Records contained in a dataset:

++++++

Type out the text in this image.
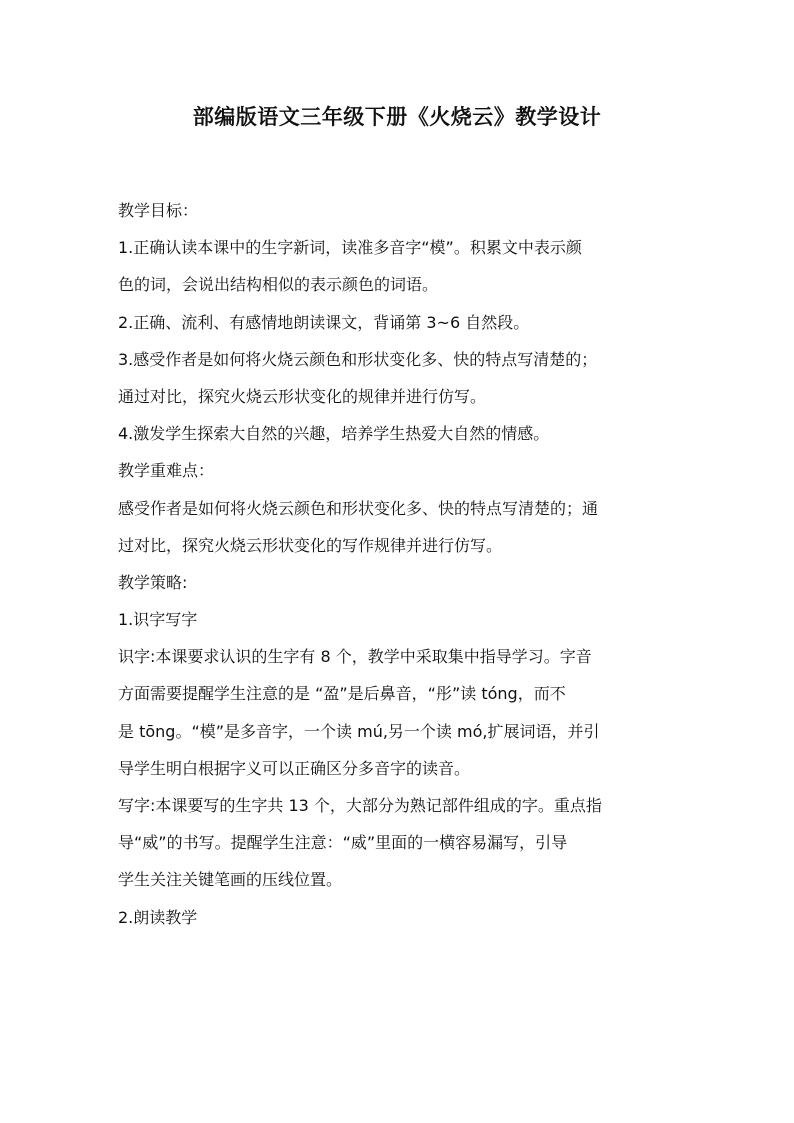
部编版语文三年级下册《火烧云》教学设计
教学目标：
1.正确认读本课中的生字新词，读准多音字“模”。积累文中表示颜
色的词，会说出结构相似的表示颜色的词语。
2.正确、流利、有感情地朗读课文，背诵第 3~6 自然段。
3.感受作者是如何将火烧云颜色和形状变化多、快的特点写清楚的；
通过对比，探究火烧云形状变化的规律并进行仿写。
4.激发学生探索大自然的兴趣，培养学生热爱大自然的情感。
教学重难点：
感受作者是如何将火烧云颜色和形状变化多、快的特点写清楚的；通
过对比，探究火烧云形状变化的写作规律并进行仿写。
教学策略:
1.识字写字
识字:本课要求认识的生字有 8 个，教学中采取集中指导学习。字音
方面需要提醒学生注意的是 “盈”是后鼻音，“彤”读 tóng，而不
是 tōng。“模”是多音字，一个读 mú,另一个读 mó,扩展词语，并引
导学生明白根据字义可以正确区分多音字的读音。
写字:本课要写的生字共 13 个，大部分为熟记部件组成的字。重点指
导“威”的书写。提醒学生注意：“威”里面的一横容易漏写，引导
学生关注关键笔画的压线位置。
2.朗读教学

++++++

## Task instructions:
Reproduce the records, all of them, word for word; omit the pictures.

## Result of this exercise:
Type out the text in this image.
部编版语文三年级下册《火烧云》教学设计
教学目标：
1.正确认读本课中的生字新词，读准多音字“模”。积累文中表示颜
色的词，会说出结构相似的表示颜色的词语。
2.正确、流利、有感情地朗读课文，背诵第 3~6 自然段。
3.感受作者是如何将火烧云颜色和形状变化多、快的特点写清楚的；
通过对比，探究火烧云形状变化的规律并进行仿写。
4.激发学生探索大自然的兴趣，培养学生热爱大自然的情感。
教学重难点：
感受作者是如何将火烧云颜色和形状变化多、快的特点写清楚的；通
过对比，探究火烧云形状变化的写作规律并进行仿写。
教学策略:
1.识字写字
识字:本课要求认识的生字有 8 个，教学中采取集中指导学习。字音
方面需要提醒学生注意的是 “盈”是后鼻音，“彤”读 tóng，而不
是 tōng。“模”是多音字，一个读 mú,另一个读 mó,扩展词语，并引
导学生明白根据字义可以正确区分多音字的读音。
写字:本课要写的生字共 13 个，大部分为熟记部件组成的字。重点指
导“威”的书写。提醒学生注意：“威”里面的一横容易漏写，引导
学生关注关键笔画的压线位置。
2.朗读教学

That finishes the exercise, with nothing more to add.